--- Given task ---
Copy out the entries below precisely; nothing is to be omitted.

(Stored data)
====================
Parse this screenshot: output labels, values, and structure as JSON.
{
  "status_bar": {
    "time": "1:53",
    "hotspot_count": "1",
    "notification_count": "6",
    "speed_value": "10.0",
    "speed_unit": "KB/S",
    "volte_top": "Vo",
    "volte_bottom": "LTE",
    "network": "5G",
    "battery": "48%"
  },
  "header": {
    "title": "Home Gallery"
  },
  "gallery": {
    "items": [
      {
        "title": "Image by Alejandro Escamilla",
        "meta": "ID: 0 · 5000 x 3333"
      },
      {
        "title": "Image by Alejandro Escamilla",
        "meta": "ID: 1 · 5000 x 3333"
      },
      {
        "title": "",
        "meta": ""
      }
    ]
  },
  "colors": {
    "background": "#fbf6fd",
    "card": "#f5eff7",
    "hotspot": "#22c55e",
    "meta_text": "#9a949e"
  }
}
====================
--- The answer ---
Parse this screenshot: output labels, values, and structure as JSON.
{
  "status_bar": {
    "time": "1:53",
    "hotspot_count": "1",
    "notification_count": "6",
    "speed_value": "10.0",
    "speed_unit": "KB/S",
    "volte_top": "Vo",
    "volte_bottom": "LTE",
    "network": "5G",
    "battery": "48%"
  },
  "header": {
    "title": "Home Gallery"
  },
  "gallery": {
    "items": [
      {
        "title": "Image by Alejandro Escamilla",
        "meta": "ID: 0 · 5000 x 3333"
      },
      {
        "title": "Image by Alejandro Escamilla",
        "meta": "ID: 1 · 5000 x 3333"
      },
      {
        "title": "",
        "meta": ""
      }
    ]
  },
  "colors": {
    "background": "#fbf6fd",
    "card": "#f5eff7",
    "hotspot": "#22c55e",
    "meta_text": "#9a949e"
  }
}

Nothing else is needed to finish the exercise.